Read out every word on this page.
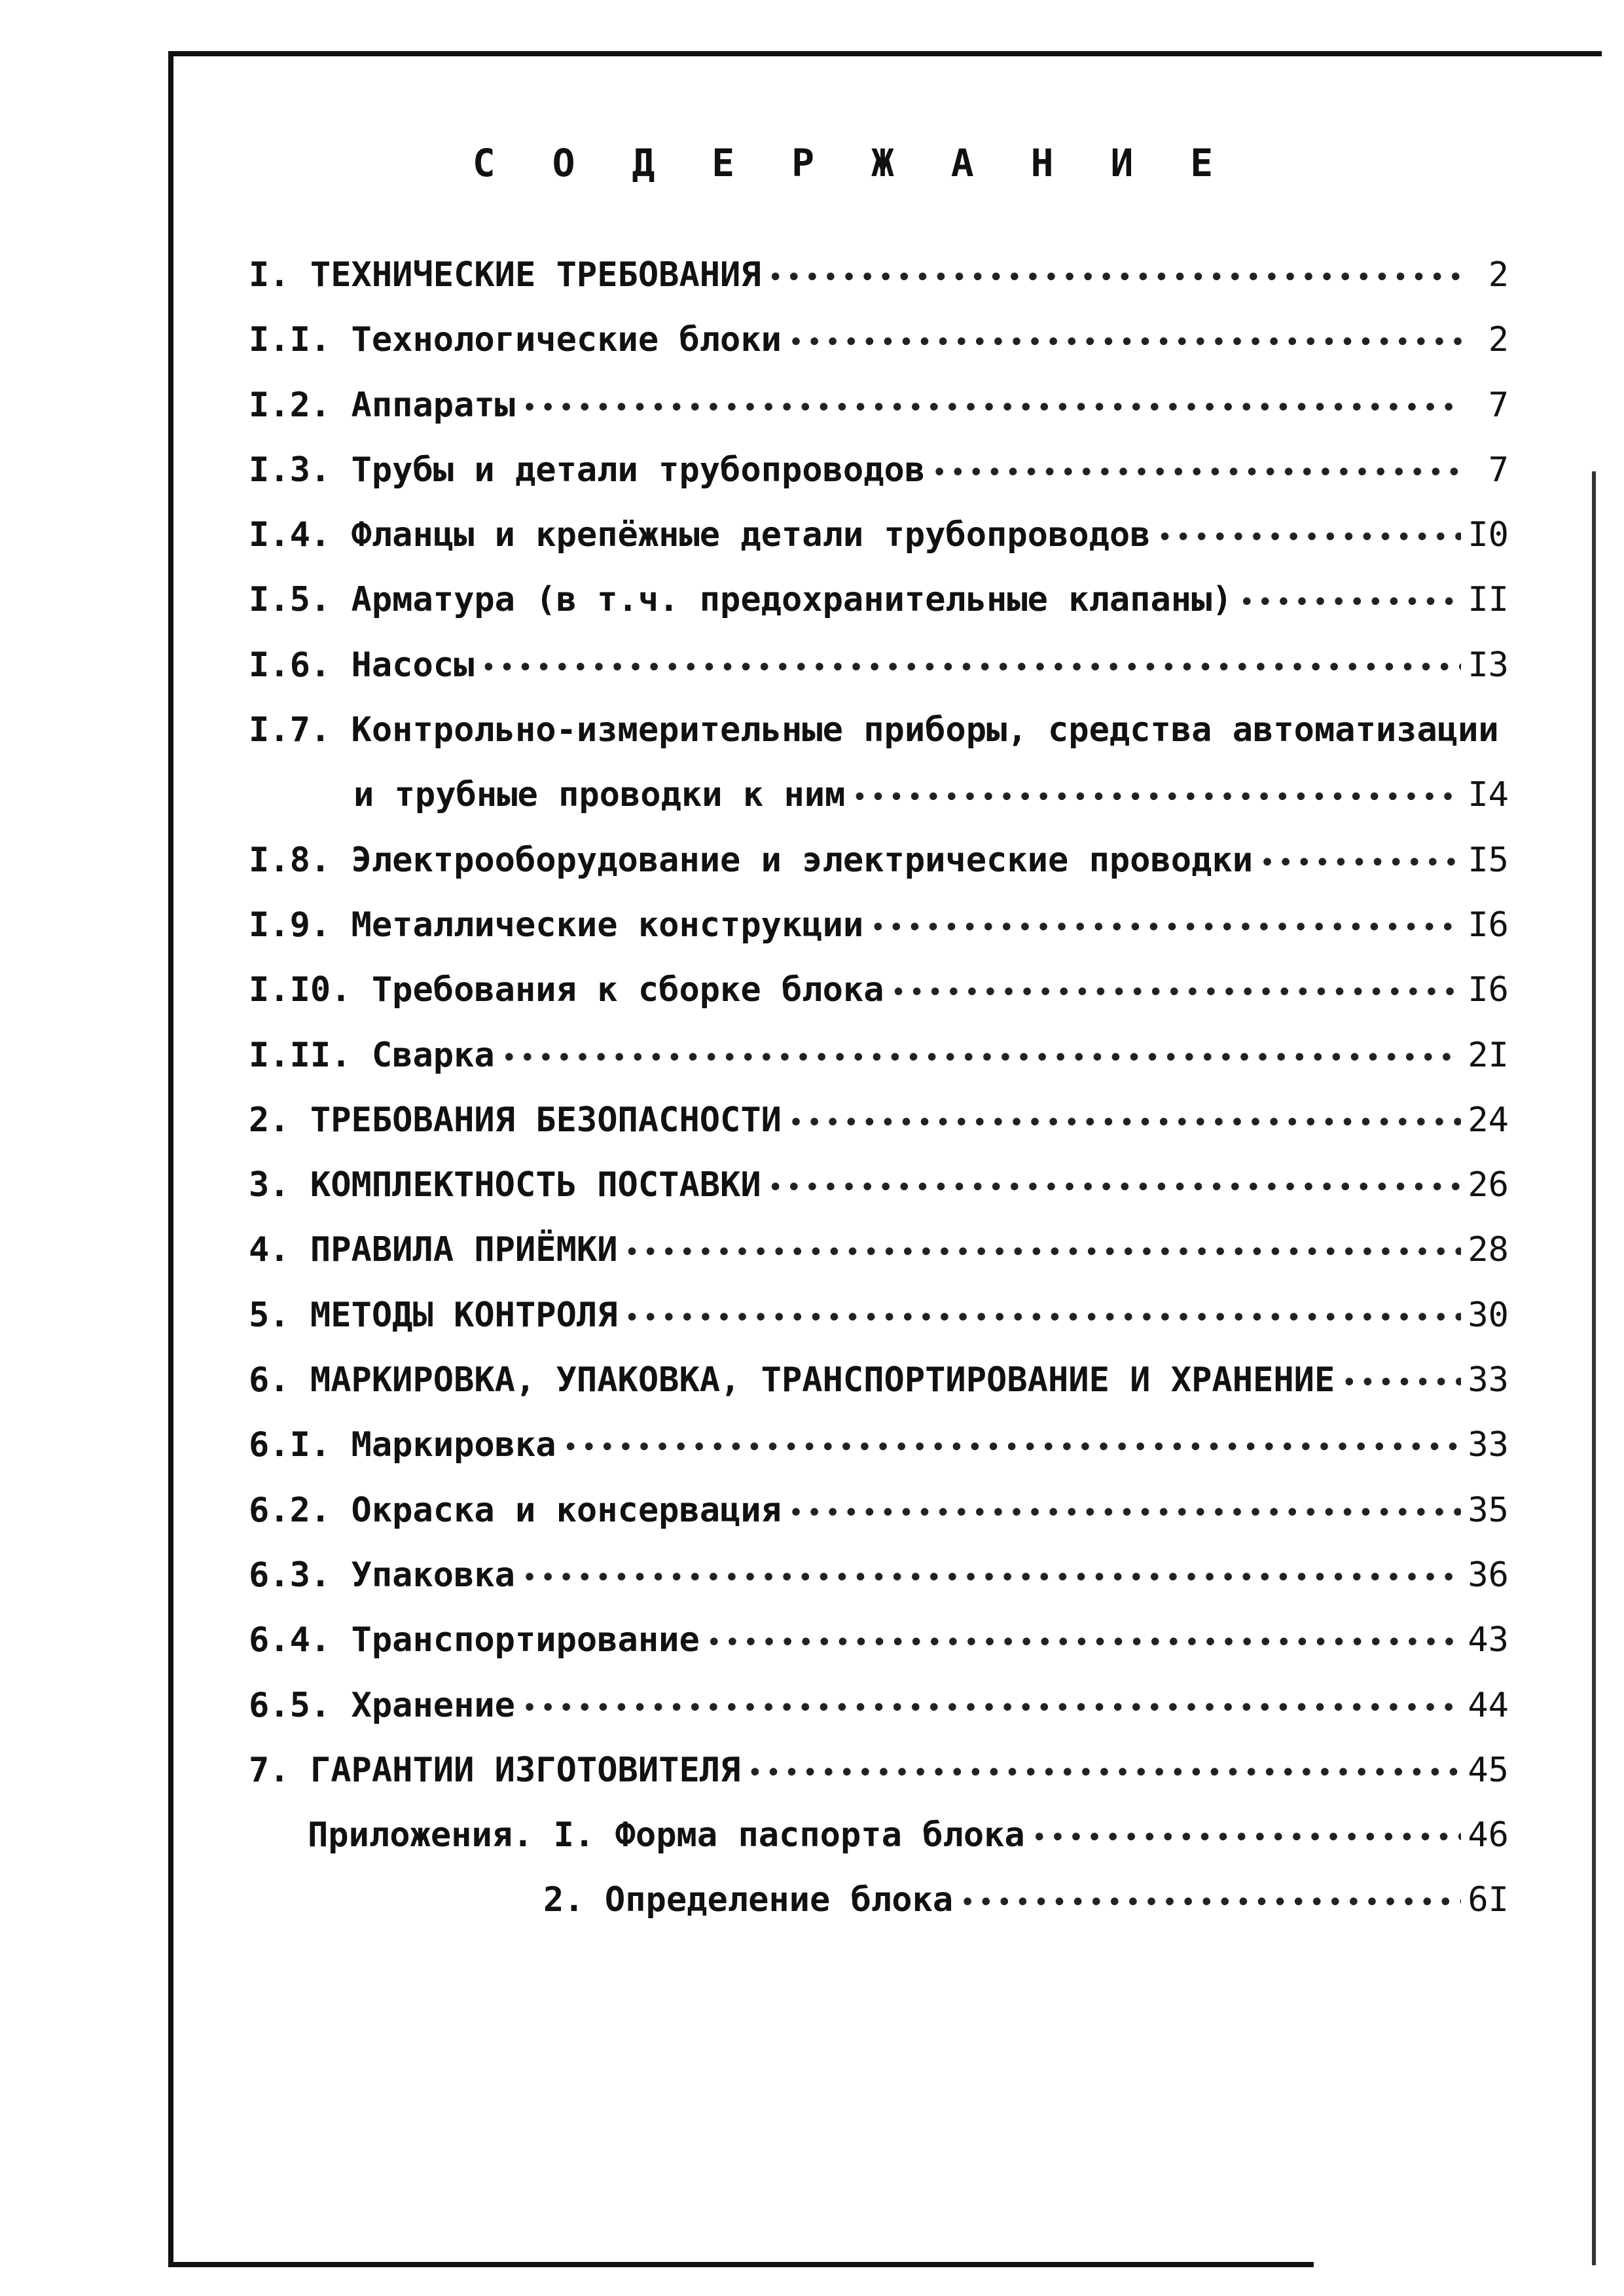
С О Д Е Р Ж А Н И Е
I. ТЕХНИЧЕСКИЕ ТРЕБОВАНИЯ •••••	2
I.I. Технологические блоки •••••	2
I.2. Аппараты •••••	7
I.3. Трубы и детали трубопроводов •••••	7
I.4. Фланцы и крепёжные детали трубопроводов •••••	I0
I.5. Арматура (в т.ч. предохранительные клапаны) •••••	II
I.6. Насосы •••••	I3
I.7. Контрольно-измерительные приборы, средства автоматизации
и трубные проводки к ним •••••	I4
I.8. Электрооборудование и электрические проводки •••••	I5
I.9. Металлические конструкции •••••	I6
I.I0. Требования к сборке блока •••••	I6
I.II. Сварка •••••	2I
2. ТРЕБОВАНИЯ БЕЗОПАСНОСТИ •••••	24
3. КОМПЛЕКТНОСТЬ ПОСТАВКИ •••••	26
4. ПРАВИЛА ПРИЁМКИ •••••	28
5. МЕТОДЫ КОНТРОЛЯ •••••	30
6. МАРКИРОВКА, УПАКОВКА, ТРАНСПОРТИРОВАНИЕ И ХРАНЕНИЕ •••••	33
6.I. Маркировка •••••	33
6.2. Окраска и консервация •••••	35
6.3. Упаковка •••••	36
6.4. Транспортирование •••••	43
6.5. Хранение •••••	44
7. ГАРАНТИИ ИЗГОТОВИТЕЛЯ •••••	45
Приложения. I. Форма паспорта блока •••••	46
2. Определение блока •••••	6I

--

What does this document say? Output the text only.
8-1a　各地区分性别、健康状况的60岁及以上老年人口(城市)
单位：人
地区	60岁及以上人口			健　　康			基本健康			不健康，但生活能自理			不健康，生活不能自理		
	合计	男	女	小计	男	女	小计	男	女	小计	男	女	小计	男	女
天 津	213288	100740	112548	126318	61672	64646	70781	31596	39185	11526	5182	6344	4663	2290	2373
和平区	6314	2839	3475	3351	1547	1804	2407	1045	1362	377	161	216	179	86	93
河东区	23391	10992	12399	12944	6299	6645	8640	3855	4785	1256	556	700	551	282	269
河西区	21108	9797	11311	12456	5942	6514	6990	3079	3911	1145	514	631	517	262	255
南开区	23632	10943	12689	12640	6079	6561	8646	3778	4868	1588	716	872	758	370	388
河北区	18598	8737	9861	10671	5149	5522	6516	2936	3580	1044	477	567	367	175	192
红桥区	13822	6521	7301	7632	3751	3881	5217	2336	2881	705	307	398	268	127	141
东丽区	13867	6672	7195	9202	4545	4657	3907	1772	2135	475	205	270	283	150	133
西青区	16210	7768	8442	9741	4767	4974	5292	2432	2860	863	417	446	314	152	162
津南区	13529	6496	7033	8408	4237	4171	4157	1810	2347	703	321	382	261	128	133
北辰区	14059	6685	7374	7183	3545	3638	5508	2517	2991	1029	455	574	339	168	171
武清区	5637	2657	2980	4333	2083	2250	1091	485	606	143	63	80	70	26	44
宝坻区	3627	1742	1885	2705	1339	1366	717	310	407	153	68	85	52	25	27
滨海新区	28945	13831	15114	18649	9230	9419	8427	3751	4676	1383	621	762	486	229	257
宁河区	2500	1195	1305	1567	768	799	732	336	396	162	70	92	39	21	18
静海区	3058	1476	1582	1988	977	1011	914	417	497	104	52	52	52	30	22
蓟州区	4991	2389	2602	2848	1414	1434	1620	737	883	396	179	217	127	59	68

==

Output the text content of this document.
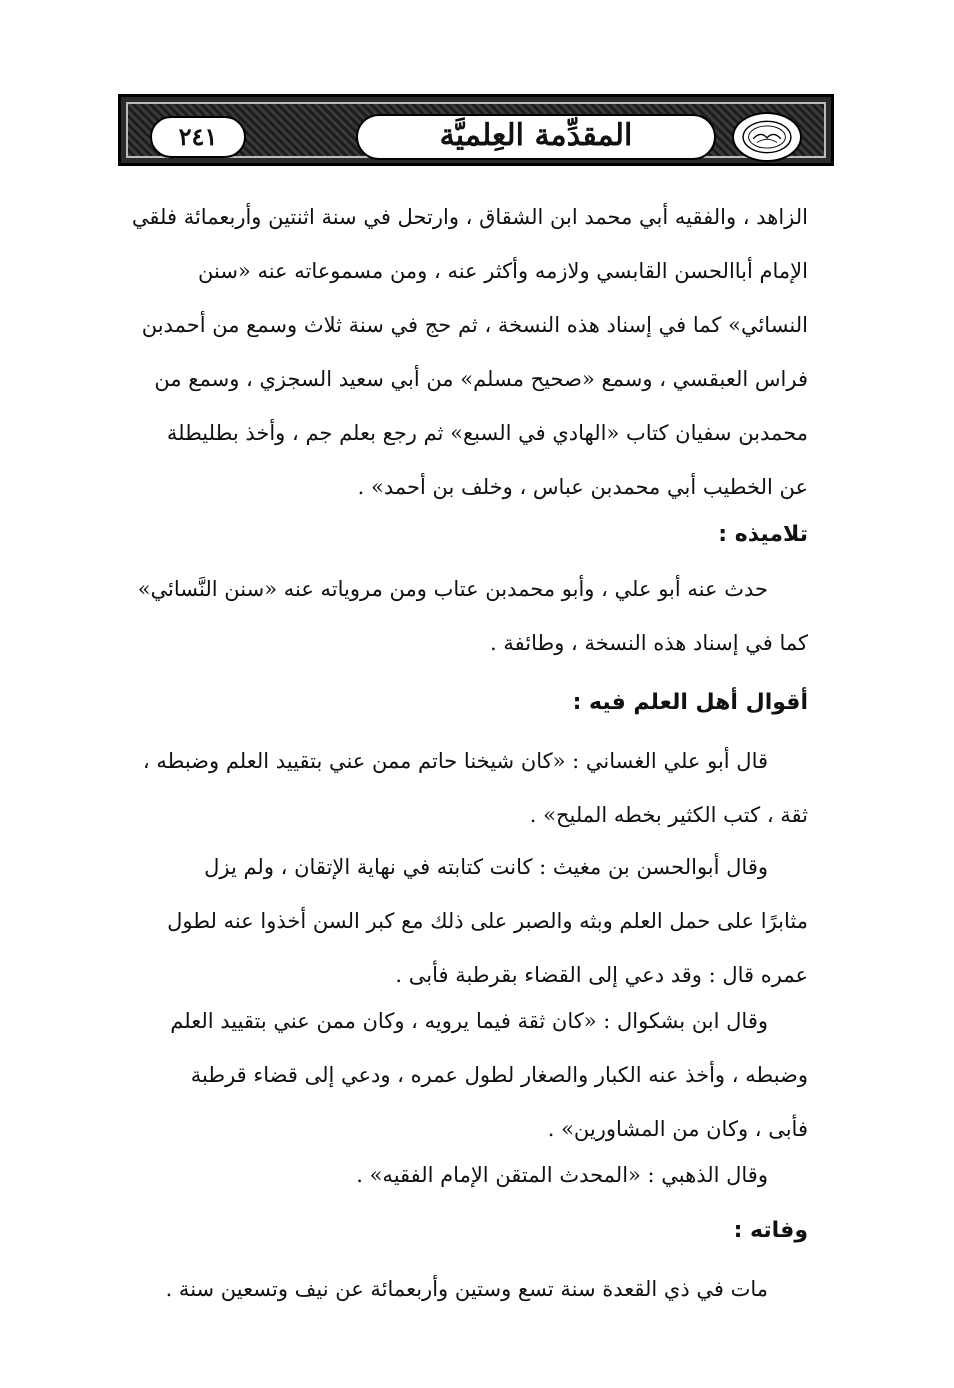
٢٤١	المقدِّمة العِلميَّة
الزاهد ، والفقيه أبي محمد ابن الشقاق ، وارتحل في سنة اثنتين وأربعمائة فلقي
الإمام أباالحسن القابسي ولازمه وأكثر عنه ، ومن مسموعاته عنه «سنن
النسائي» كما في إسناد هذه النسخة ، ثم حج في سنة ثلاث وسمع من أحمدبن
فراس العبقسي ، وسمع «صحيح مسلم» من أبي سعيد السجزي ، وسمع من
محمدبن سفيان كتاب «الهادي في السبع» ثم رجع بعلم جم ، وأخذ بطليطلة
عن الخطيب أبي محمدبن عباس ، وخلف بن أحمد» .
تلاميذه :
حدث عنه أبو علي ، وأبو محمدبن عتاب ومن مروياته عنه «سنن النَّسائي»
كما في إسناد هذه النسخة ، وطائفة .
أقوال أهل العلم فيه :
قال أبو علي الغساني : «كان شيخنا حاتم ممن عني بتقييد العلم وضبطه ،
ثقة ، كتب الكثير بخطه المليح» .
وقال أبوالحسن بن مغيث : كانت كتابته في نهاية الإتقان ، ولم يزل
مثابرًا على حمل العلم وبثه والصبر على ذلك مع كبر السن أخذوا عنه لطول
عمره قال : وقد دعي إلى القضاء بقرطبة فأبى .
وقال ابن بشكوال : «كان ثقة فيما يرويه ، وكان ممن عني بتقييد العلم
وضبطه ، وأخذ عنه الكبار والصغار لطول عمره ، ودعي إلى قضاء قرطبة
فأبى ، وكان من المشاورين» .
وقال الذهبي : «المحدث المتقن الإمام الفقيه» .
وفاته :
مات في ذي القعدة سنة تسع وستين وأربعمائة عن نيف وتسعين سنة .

→ Exercise prompt
Gather each line from the entries above that includes the word "بتقييد".

→ Exercise output
قال أبو علي الغساني : «كان شيخنا حاتم ممن عني بتقييد العلم وضبطه ،
وقال ابن بشكوال : «كان ثقة فيما يرويه ، وكان ممن عني بتقييد العلم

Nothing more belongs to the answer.